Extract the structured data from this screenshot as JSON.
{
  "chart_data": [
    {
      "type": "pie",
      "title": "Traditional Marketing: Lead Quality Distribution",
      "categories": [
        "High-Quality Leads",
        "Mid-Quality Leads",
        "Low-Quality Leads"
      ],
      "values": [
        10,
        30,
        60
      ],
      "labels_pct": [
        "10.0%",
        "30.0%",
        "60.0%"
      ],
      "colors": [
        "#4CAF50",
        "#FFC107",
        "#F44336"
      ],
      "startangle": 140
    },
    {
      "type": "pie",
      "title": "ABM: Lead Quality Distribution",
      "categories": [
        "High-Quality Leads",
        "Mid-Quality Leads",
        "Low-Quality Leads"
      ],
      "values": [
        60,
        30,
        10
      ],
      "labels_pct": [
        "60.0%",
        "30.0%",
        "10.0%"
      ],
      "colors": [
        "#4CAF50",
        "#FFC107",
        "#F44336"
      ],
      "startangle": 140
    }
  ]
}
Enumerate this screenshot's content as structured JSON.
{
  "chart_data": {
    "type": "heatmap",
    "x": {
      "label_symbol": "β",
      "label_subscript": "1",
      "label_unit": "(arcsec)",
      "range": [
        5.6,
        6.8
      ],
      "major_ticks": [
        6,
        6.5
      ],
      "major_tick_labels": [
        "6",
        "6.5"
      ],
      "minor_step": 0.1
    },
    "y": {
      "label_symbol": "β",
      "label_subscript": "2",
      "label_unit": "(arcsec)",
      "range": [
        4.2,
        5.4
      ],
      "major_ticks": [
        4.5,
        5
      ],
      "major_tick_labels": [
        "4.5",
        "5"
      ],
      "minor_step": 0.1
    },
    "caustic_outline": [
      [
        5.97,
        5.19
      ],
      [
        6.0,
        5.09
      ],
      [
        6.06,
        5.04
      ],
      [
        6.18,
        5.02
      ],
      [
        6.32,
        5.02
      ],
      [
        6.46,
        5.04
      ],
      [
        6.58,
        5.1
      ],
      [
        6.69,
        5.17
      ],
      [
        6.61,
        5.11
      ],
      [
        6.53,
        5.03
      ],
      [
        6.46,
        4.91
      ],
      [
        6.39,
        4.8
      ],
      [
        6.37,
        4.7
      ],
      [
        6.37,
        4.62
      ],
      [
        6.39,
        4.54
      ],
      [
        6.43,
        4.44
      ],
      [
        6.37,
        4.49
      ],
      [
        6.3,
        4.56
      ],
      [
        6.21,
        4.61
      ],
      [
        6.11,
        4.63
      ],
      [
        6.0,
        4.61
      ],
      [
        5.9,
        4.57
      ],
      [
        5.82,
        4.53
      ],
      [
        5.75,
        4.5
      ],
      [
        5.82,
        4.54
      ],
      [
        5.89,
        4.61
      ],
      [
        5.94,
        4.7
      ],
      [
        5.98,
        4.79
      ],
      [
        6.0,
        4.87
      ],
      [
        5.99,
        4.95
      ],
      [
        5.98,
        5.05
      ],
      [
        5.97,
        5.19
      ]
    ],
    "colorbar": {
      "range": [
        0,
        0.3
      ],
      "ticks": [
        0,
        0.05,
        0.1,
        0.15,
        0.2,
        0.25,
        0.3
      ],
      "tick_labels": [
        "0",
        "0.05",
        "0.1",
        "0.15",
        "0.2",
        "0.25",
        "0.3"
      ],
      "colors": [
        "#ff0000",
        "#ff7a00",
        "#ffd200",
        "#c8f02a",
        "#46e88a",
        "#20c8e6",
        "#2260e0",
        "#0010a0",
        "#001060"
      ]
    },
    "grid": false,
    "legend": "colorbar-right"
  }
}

________________________________________

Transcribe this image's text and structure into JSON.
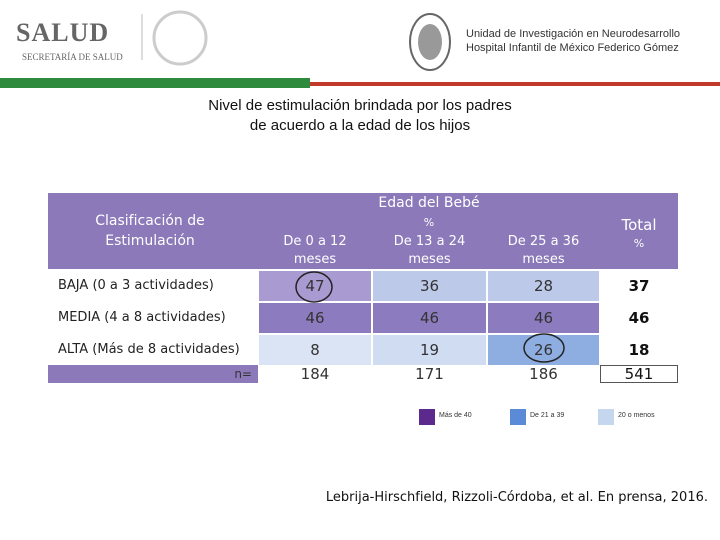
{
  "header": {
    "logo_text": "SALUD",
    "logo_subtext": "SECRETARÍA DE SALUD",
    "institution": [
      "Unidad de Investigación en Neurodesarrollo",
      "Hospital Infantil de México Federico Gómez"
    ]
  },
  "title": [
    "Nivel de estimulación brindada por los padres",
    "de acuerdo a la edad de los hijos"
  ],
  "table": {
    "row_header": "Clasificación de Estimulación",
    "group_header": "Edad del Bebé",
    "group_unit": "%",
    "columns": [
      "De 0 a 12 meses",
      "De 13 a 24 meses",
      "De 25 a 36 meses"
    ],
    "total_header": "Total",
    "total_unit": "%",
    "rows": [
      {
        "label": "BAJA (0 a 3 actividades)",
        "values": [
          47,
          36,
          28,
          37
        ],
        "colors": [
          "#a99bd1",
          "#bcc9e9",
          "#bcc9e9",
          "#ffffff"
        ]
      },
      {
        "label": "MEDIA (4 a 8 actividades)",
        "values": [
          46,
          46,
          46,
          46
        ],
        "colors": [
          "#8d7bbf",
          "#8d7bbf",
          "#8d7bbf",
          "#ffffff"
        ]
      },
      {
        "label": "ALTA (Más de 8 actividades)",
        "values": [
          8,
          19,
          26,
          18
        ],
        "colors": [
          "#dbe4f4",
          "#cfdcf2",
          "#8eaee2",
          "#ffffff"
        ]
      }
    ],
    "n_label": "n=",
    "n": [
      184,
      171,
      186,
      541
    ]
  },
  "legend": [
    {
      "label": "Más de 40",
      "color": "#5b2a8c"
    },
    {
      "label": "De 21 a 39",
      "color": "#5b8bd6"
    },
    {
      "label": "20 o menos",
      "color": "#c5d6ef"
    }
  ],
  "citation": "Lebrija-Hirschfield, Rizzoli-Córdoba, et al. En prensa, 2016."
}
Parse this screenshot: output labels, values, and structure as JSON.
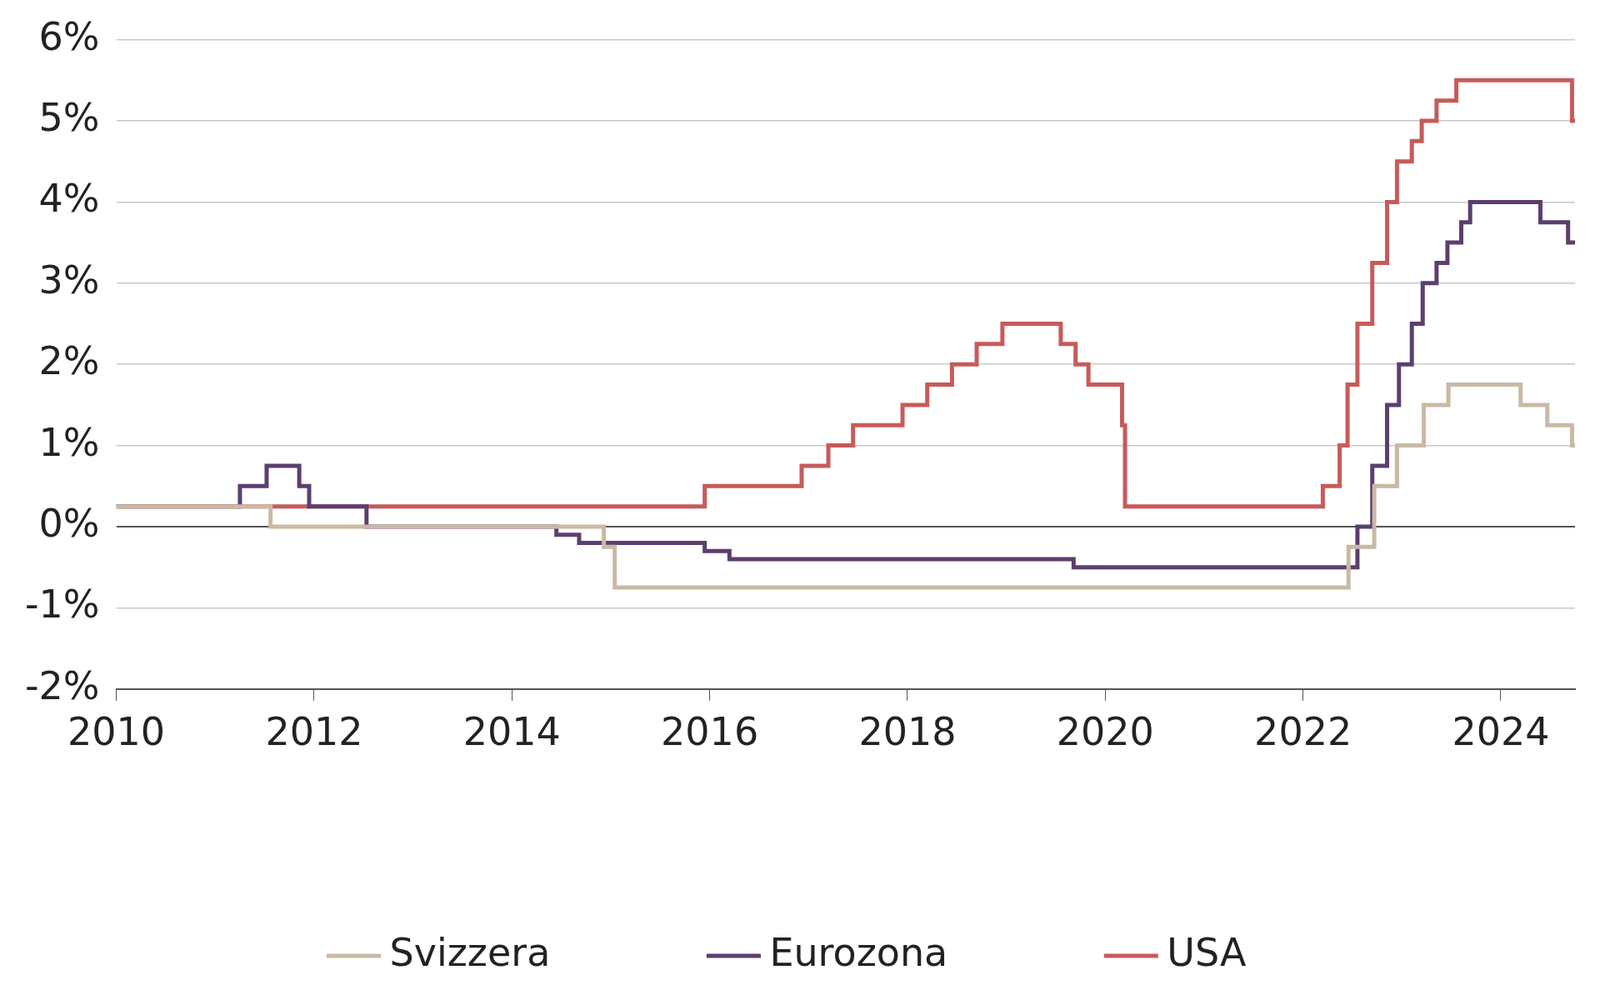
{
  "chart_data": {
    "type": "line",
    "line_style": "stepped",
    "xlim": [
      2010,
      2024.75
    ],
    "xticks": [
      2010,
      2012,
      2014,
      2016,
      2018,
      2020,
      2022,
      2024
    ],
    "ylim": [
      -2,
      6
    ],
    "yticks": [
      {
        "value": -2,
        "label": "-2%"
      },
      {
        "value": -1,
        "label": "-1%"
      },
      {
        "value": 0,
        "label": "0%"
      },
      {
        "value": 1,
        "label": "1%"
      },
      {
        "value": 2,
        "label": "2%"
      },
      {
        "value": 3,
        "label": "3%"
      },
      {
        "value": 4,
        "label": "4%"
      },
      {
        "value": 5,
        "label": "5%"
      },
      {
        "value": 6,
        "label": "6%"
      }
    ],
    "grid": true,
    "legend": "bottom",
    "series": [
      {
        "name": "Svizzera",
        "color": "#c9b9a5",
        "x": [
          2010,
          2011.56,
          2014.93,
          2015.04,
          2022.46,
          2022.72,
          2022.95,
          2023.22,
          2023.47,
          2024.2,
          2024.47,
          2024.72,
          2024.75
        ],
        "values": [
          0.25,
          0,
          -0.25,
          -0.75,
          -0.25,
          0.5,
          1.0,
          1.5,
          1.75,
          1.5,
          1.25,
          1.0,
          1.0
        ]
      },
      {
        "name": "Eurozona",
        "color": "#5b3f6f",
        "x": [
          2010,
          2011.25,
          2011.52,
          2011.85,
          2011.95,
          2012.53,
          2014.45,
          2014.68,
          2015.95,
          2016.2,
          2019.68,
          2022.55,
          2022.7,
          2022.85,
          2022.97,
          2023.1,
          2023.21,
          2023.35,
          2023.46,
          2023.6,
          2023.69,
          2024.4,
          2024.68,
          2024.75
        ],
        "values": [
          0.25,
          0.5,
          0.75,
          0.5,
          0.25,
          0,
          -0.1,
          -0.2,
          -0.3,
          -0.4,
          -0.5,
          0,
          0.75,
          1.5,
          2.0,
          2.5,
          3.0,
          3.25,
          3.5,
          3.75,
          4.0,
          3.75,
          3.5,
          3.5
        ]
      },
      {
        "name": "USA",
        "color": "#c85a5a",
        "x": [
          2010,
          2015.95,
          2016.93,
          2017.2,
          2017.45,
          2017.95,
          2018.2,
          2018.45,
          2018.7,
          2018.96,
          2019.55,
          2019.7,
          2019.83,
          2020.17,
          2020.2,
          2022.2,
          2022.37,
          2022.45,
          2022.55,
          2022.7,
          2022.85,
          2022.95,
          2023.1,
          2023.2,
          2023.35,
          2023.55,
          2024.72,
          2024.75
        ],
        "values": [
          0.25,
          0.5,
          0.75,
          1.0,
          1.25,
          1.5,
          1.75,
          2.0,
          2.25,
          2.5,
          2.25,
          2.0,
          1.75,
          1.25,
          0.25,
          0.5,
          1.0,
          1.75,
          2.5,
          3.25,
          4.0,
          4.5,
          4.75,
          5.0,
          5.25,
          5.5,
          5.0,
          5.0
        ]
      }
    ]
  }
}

________________________________________

*Exercise instructions:* Using the records above, pull out each line where the word "SALUD" occurs.

*Full response:*
    "logo_text": "SALUD",
    "logo_subtext": "SECRETARÍA DE SALUD",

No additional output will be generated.